(Extracted records)
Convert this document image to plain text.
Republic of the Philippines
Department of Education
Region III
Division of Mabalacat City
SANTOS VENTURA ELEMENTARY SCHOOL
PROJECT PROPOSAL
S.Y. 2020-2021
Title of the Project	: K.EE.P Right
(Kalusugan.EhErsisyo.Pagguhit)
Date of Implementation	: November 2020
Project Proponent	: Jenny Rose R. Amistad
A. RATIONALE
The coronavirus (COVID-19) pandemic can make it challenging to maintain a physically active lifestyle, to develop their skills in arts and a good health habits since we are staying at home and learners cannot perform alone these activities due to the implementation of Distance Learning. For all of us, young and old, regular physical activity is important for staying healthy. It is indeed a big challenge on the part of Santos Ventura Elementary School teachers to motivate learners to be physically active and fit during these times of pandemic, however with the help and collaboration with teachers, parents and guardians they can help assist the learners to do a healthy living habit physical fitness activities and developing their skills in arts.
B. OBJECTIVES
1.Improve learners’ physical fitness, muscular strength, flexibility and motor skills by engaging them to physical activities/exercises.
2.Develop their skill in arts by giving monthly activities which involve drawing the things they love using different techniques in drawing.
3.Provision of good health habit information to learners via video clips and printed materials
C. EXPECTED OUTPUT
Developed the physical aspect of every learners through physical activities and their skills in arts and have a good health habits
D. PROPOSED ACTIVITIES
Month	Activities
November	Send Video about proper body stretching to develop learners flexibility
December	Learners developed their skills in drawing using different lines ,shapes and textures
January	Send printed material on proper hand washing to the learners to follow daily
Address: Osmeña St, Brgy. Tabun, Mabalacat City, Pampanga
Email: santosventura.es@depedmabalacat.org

> _What to produce_
Count every line of the records above in which the string "proper" appears. The number alone is to be given.

> _Solution for this task_
2